DIRECTIONS - Write out the records that appear below, verbatim and complete, but without pictures.

"""

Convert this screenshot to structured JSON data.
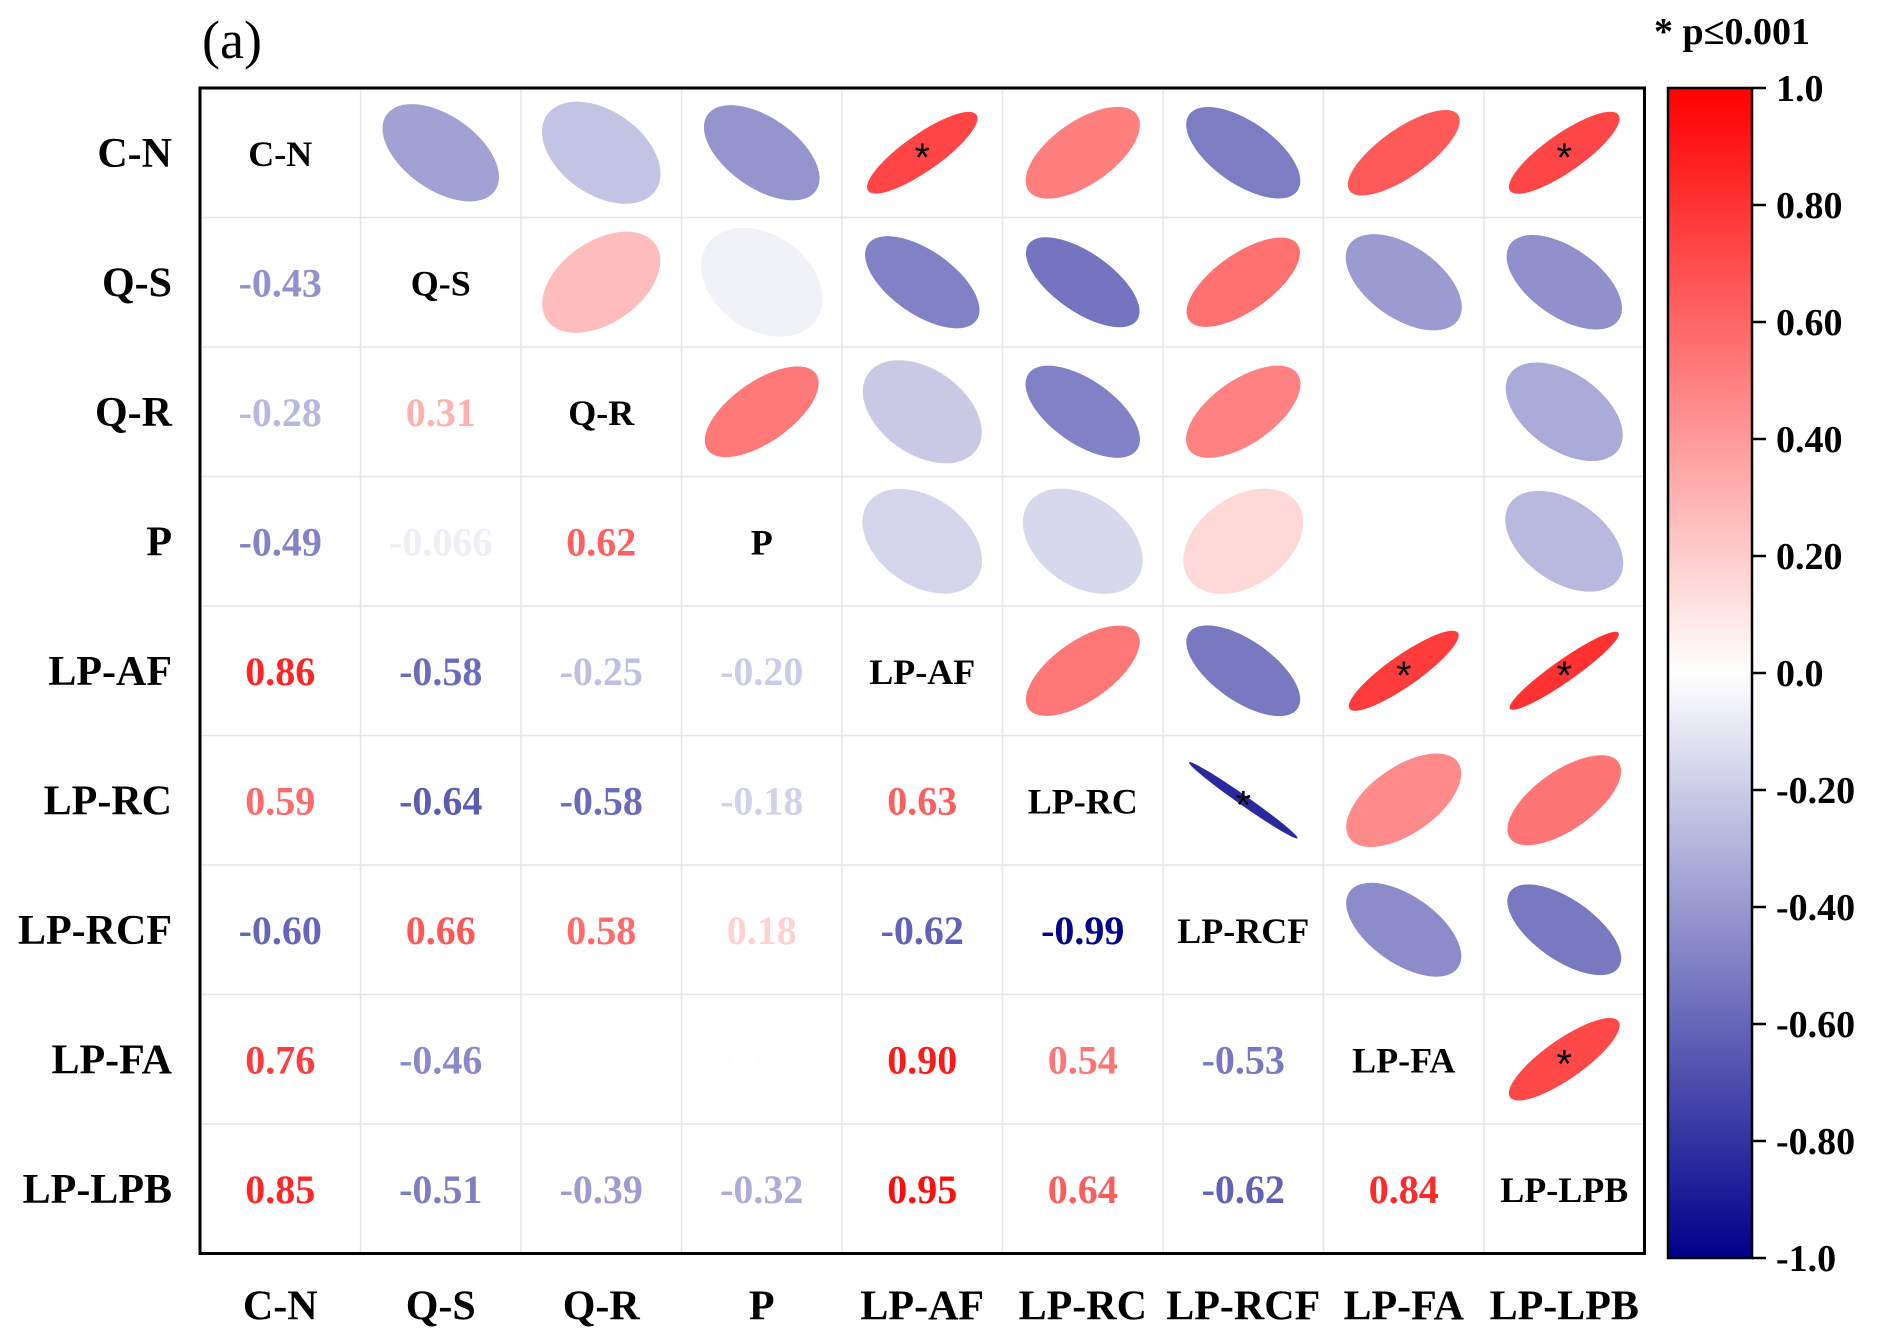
{
  "panel_label": "(a)",
  "significance_note": "* p≤0.001",
  "chart_data": {
    "type": "heatmap",
    "title": "",
    "variables": [
      "C-N",
      "Q-S",
      "Q-R",
      "P",
      "LP-AF",
      "LP-RC",
      "LP-RCF",
      "LP-FA",
      "LP-LPB"
    ],
    "matrix": [
      [
        1.0,
        -0.43,
        -0.28,
        -0.49,
        0.86,
        0.59,
        -0.6,
        0.76,
        0.85
      ],
      [
        -0.43,
        1.0,
        0.31,
        -0.066,
        -0.58,
        -0.64,
        0.66,
        -0.46,
        -0.51
      ],
      [
        -0.28,
        0.31,
        1.0,
        0.62,
        -0.25,
        -0.58,
        0.58,
        0.0,
        -0.39
      ],
      [
        -0.49,
        -0.066,
        0.62,
        1.0,
        -0.2,
        -0.18,
        0.18,
        -0.0055,
        -0.32
      ],
      [
        0.86,
        -0.58,
        -0.25,
        -0.2,
        1.0,
        0.63,
        -0.62,
        0.9,
        0.95
      ],
      [
        0.59,
        -0.64,
        -0.58,
        -0.18,
        0.63,
        1.0,
        -0.99,
        0.54,
        0.64
      ],
      [
        -0.6,
        0.66,
        0.58,
        0.18,
        -0.62,
        -0.99,
        1.0,
        -0.53,
        -0.62
      ],
      [
        0.76,
        -0.46,
        0.0,
        -0.0055,
        0.9,
        0.54,
        -0.53,
        1.0,
        0.84
      ],
      [
        0.85,
        -0.51,
        -0.39,
        -0.32,
        0.95,
        0.64,
        -0.62,
        0.84,
        1.0
      ]
    ],
    "lower_labels": [
      [
        "",
        "",
        "",
        "",
        "",
        "",
        "",
        "",
        ""
      ],
      [
        "-0.43",
        "",
        "",
        "",
        "",
        "",
        "",
        "",
        ""
      ],
      [
        "-0.28",
        "0.31",
        "",
        "",
        "",
        "",
        "",
        "",
        ""
      ],
      [
        "-0.49",
        "-0.066",
        "0.62",
        "",
        "",
        "",
        "",
        "",
        ""
      ],
      [
        "0.86",
        "-0.58",
        "-0.25",
        "-0.20",
        "",
        "",
        "",
        "",
        ""
      ],
      [
        "0.59",
        "-0.64",
        "-0.58",
        "-0.18",
        "0.63",
        "",
        "",
        "",
        ""
      ],
      [
        "-0.60",
        "0.66",
        "0.58",
        "0.18",
        "-0.62",
        "-0.99",
        "",
        "",
        ""
      ],
      [
        "0.76",
        "-0.46",
        "",
        "-0.0055",
        "0.90",
        "0.54",
        "-0.53",
        "",
        ""
      ],
      [
        "0.85",
        "-0.51",
        "-0.39",
        "-0.32",
        "0.95",
        "0.64",
        "-0.62",
        "0.84",
        ""
      ]
    ],
    "significant": [
      [
        0,
        4
      ],
      [
        0,
        8
      ],
      [
        4,
        7
      ],
      [
        4,
        8
      ],
      [
        5,
        6
      ],
      [
        7,
        8
      ]
    ],
    "upper_display": "ellipse",
    "lower_display": "number",
    "colorbar": {
      "min": -1.0,
      "max": 1.0,
      "ticks": [
        "1.0",
        "0.80",
        "0.60",
        "0.40",
        "0.20",
        "0.0",
        "-0.20",
        "-0.40",
        "-0.60",
        "-0.80",
        "-1.0"
      ],
      "low_color": "#00008b",
      "mid_color": "#ffffff",
      "high_color": "#ff0000"
    }
  }
}
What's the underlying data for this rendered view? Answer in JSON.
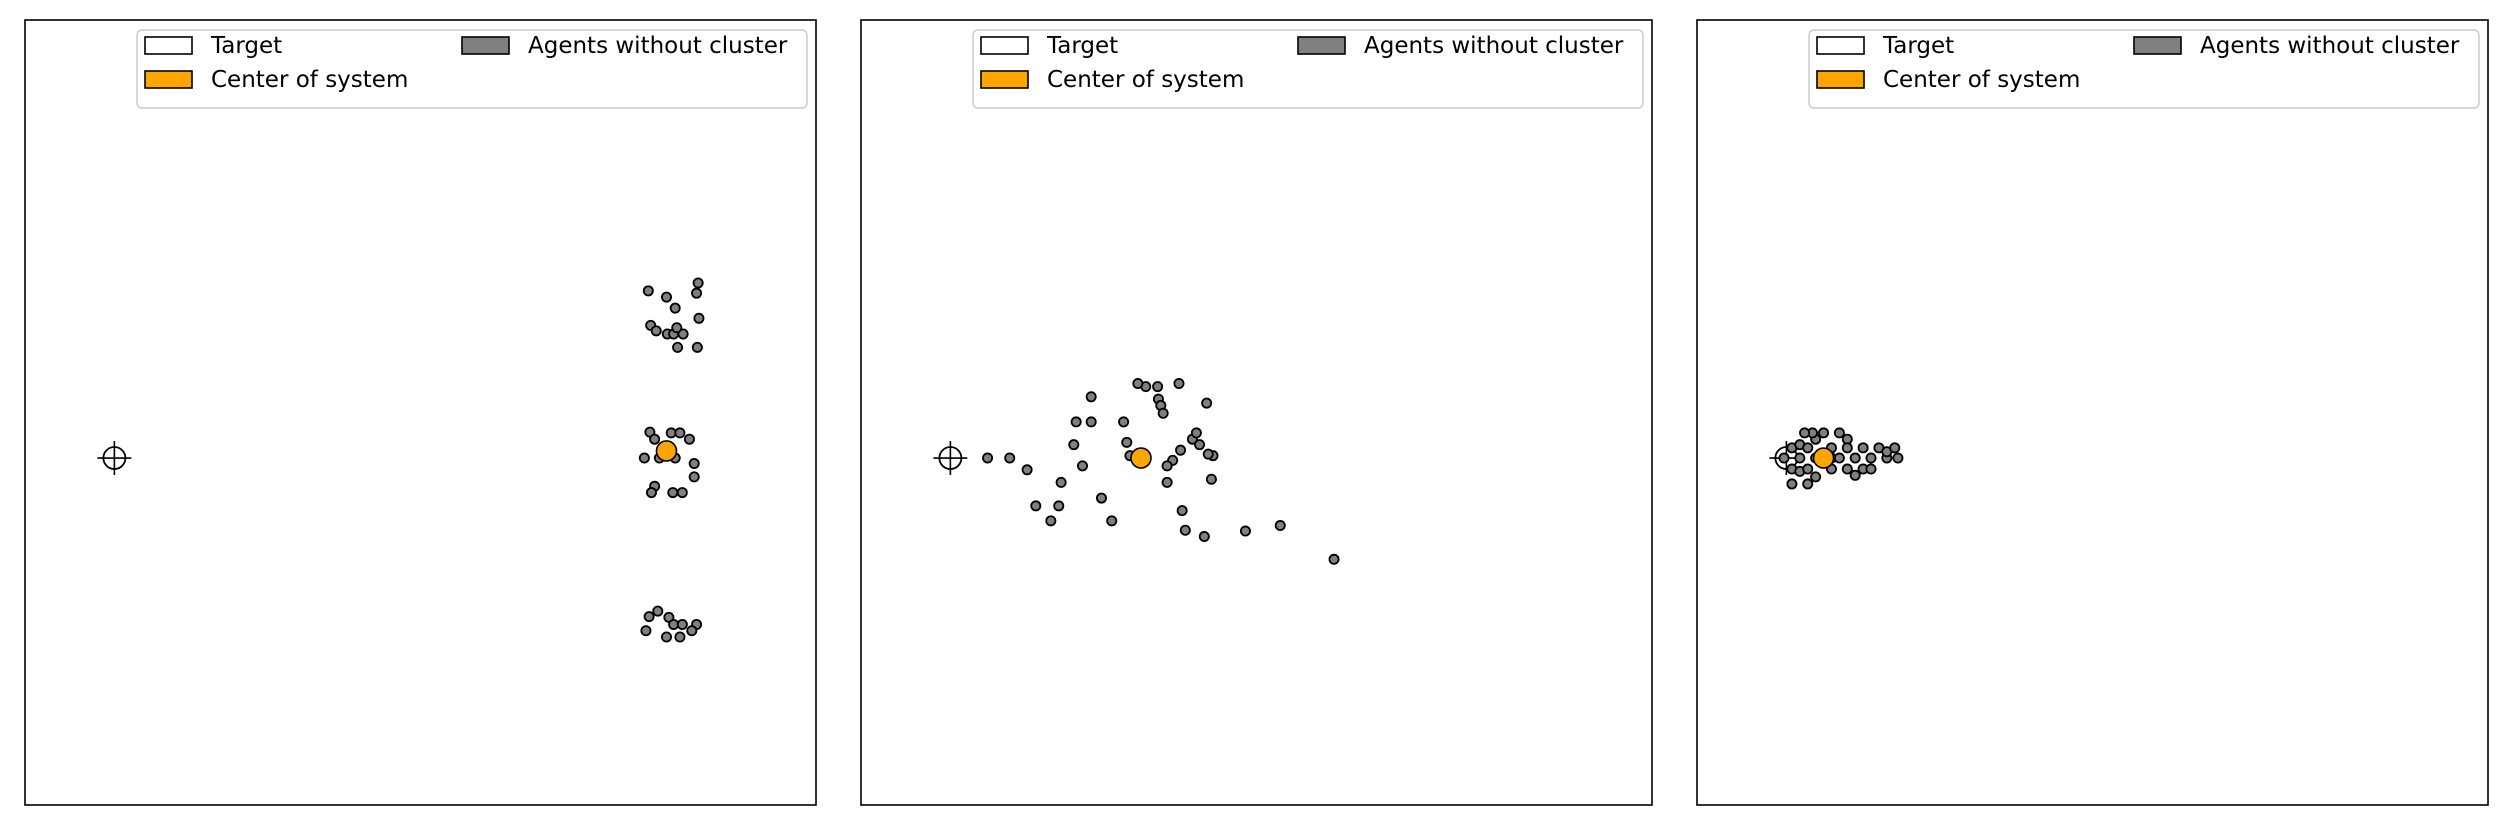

"""

RESULT -
Convert this screenshot to structured JSON data.
{
  "panel_label": "(a)",
  "significance_note": "* p≤0.001",
  "chart_data": {
    "type": "heatmap",
    "title": "",
    "variables": [
      "C-N",
      "Q-S",
      "Q-R",
      "P",
      "LP-AF",
      "LP-RC",
      "LP-RCF",
      "LP-FA",
      "LP-LPB"
    ],
    "matrix": [
      [
        1.0,
        -0.43,
        -0.28,
        -0.49,
        0.86,
        0.59,
        -0.6,
        0.76,
        0.85
      ],
      [
        -0.43,
        1.0,
        0.31,
        -0.066,
        -0.58,
        -0.64,
        0.66,
        -0.46,
        -0.51
      ],
      [
        -0.28,
        0.31,
        1.0,
        0.62,
        -0.25,
        -0.58,
        0.58,
        0.0,
        -0.39
      ],
      [
        -0.49,
        -0.066,
        0.62,
        1.0,
        -0.2,
        -0.18,
        0.18,
        -0.0055,
        -0.32
      ],
      [
        0.86,
        -0.58,
        -0.25,
        -0.2,
        1.0,
        0.63,
        -0.62,
        0.9,
        0.95
      ],
      [
        0.59,
        -0.64,
        -0.58,
        -0.18,
        0.63,
        1.0,
        -0.99,
        0.54,
        0.64
      ],
      [
        -0.6,
        0.66,
        0.58,
        0.18,
        -0.62,
        -0.99,
        1.0,
        -0.53,
        -0.62
      ],
      [
        0.76,
        -0.46,
        0.0,
        -0.0055,
        0.9,
        0.54,
        -0.53,
        1.0,
        0.84
      ],
      [
        0.85,
        -0.51,
        -0.39,
        -0.32,
        0.95,
        0.64,
        -0.62,
        0.84,
        1.0
      ]
    ],
    "lower_labels": [
      [
        "",
        "",
        "",
        "",
        "",
        "",
        "",
        "",
        ""
      ],
      [
        "-0.43",
        "",
        "",
        "",
        "",
        "",
        "",
        "",
        ""
      ],
      [
        "-0.28",
        "0.31",
        "",
        "",
        "",
        "",
        "",
        "",
        ""
      ],
      [
        "-0.49",
        "-0.066",
        "0.62",
        "",
        "",
        "",
        "",
        "",
        ""
      ],
      [
        "0.86",
        "-0.58",
        "-0.25",
        "-0.20",
        "",
        "",
        "",
        "",
        ""
      ],
      [
        "0.59",
        "-0.64",
        "-0.58",
        "-0.18",
        "0.63",
        "",
        "",
        "",
        ""
      ],
      [
        "-0.60",
        "0.66",
        "0.58",
        "0.18",
        "-0.62",
        "-0.99",
        "",
        "",
        ""
      ],
      [
        "0.76",
        "-0.46",
        "",
        "-0.0055",
        "0.90",
        "0.54",
        "-0.53",
        "",
        ""
      ],
      [
        "0.85",
        "-0.51",
        "-0.39",
        "-0.32",
        "0.95",
        "0.64",
        "-0.62",
        "0.84",
        ""
      ]
    ],
    "significant": [
      [
        0,
        4
      ],
      [
        0,
        8
      ],
      [
        4,
        7
      ],
      [
        4,
        8
      ],
      [
        5,
        6
      ],
      [
        7,
        8
      ]
    ],
    "upper_display": "ellipse",
    "lower_display": "number",
    "colorbar": {
      "min": -1.0,
      "max": 1.0,
      "ticks": [
        "1.0",
        "0.80",
        "0.60",
        "0.40",
        "0.20",
        "0.0",
        "-0.20",
        "-0.40",
        "-0.60",
        "-0.80",
        "-1.0"
      ],
      "low_color": "#00008b",
      "mid_color": "#ffffff",
      "high_color": "#ff0000"
    }
  }
}
What's the underlying data for this rendered view? Answer in JSON.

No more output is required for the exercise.